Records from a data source
◆ ◆ ◆ ◆
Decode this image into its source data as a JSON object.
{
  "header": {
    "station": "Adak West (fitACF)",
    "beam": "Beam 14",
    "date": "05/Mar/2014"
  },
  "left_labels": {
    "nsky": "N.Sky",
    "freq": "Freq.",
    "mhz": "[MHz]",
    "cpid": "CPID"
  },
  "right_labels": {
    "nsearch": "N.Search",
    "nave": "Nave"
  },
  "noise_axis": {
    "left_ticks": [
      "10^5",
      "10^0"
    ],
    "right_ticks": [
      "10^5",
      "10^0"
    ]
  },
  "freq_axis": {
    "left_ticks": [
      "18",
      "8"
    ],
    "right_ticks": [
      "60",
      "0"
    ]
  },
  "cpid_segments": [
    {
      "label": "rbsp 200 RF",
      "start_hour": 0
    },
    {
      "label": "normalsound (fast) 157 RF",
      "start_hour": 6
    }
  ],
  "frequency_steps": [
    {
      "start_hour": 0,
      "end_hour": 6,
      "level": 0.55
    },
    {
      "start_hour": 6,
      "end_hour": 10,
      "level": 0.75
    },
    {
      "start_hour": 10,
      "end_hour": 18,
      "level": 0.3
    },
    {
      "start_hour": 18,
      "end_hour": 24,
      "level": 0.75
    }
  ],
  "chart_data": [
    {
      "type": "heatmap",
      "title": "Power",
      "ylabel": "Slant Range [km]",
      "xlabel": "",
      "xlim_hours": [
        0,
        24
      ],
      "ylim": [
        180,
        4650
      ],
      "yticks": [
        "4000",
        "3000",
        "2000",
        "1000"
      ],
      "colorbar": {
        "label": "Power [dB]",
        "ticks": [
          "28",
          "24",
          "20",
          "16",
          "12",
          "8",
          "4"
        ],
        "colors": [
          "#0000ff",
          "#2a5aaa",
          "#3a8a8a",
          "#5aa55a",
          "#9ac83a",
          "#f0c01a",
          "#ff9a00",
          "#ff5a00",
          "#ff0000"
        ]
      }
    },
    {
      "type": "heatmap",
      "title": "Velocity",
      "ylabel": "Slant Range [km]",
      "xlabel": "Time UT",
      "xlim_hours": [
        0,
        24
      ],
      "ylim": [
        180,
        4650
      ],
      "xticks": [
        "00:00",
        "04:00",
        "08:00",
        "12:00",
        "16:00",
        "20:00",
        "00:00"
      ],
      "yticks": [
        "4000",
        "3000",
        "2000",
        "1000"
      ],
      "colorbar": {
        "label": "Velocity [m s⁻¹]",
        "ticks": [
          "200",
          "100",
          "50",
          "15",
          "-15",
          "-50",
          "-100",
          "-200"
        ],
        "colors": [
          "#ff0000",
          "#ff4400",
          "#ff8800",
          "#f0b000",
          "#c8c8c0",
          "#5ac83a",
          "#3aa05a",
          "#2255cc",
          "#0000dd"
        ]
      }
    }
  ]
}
◆ ◆ ◆ ◆
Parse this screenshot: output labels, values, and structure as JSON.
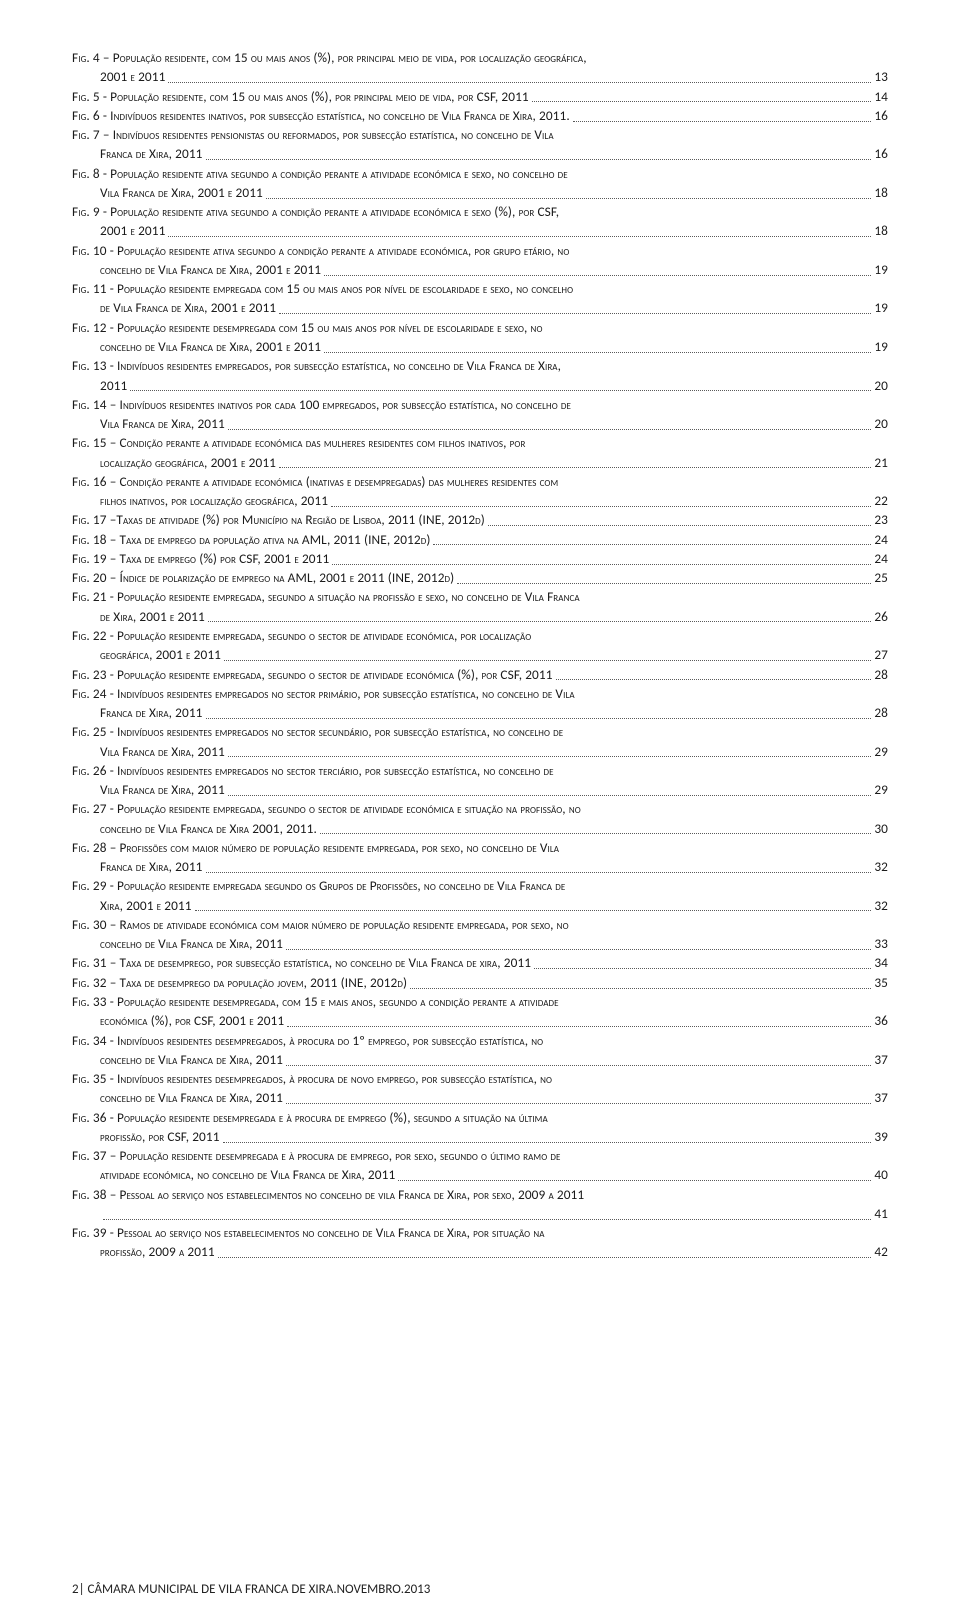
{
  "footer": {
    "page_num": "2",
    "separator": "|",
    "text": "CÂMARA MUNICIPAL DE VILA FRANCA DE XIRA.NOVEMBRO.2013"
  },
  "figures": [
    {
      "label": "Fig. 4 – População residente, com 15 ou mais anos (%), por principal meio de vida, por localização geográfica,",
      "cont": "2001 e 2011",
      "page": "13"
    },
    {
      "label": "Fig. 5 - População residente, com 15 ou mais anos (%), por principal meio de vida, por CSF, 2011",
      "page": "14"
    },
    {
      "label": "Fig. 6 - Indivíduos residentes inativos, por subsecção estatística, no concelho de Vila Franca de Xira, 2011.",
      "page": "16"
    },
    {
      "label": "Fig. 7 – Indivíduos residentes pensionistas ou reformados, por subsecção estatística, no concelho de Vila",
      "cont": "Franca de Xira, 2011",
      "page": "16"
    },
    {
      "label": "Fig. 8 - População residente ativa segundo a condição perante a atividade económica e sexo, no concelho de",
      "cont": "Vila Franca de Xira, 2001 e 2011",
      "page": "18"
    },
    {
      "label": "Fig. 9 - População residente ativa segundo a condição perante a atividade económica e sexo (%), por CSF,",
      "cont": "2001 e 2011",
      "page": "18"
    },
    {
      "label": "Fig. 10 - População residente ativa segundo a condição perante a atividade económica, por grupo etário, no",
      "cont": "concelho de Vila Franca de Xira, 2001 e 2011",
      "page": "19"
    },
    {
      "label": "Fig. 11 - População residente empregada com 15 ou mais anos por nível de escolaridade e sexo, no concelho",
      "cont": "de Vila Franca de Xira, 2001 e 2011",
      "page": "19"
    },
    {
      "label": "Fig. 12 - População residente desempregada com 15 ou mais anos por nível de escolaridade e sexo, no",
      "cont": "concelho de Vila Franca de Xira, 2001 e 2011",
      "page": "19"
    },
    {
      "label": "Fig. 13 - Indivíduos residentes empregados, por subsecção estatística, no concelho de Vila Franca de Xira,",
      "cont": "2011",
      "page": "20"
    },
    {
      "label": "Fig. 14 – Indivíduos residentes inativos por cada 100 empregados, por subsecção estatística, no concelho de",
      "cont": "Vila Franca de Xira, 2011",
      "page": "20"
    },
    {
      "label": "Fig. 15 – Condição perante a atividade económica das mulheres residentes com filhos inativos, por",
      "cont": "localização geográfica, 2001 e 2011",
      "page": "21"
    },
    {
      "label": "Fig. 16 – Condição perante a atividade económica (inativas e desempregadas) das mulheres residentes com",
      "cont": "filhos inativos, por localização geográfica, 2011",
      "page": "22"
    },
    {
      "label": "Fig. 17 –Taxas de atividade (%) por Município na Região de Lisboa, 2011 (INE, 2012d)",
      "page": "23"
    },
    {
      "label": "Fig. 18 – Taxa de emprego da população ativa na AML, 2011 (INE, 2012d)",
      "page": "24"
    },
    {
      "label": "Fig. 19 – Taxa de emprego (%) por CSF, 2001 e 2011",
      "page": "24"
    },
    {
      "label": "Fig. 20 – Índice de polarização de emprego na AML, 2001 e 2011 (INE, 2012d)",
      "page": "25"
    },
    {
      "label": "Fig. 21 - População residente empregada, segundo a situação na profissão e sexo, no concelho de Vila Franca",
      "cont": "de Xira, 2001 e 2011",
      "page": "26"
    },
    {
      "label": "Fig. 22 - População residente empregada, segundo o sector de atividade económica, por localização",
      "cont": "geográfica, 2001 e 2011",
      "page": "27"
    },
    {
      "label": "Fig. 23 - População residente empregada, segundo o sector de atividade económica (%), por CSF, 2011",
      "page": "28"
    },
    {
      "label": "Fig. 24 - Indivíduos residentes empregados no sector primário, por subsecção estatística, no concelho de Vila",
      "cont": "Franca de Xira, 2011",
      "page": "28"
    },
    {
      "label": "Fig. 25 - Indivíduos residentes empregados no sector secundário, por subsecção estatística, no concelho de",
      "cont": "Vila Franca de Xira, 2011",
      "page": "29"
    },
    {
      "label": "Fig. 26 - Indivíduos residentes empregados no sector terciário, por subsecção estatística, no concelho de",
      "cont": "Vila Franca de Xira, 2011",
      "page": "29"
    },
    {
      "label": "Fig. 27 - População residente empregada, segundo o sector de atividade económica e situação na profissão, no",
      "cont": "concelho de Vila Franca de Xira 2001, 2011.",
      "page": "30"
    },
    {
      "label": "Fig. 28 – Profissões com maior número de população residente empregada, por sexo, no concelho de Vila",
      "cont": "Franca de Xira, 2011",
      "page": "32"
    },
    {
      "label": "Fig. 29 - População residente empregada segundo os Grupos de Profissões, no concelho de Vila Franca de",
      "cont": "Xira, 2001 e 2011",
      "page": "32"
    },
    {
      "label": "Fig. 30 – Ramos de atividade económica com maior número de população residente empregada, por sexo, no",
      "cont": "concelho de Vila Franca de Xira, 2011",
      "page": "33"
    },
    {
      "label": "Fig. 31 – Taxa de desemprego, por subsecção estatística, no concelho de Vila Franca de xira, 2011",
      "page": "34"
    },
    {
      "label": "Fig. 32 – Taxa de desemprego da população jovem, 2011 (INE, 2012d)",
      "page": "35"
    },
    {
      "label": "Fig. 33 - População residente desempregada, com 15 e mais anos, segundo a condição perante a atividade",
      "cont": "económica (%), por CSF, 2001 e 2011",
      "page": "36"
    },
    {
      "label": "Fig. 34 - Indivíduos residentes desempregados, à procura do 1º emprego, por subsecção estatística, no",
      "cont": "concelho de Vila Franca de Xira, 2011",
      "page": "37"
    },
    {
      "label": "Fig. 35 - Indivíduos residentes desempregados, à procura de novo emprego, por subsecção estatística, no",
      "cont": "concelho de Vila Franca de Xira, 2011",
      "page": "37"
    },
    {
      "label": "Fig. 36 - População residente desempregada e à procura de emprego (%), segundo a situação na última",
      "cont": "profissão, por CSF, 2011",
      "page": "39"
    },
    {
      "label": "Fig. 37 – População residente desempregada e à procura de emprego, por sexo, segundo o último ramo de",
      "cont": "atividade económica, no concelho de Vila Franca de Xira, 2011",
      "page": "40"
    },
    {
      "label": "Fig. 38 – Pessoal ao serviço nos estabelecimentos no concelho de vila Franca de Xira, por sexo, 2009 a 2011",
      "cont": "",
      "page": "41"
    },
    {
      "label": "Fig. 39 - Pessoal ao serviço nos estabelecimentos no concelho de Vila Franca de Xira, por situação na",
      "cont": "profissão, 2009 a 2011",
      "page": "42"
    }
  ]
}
◆ ◆ ◆ ◆
Review the preceding data and report every line that includes the string "desempregados".

The reply
      "label": "Fig. 34 - Indivíduos residentes desempregados, à procura do 1º emprego, por subsecção estatística, no",
      "label": "Fig. 35 - Indivíduos residentes desempregados, à procura de novo emprego, por subsecção estatística, no",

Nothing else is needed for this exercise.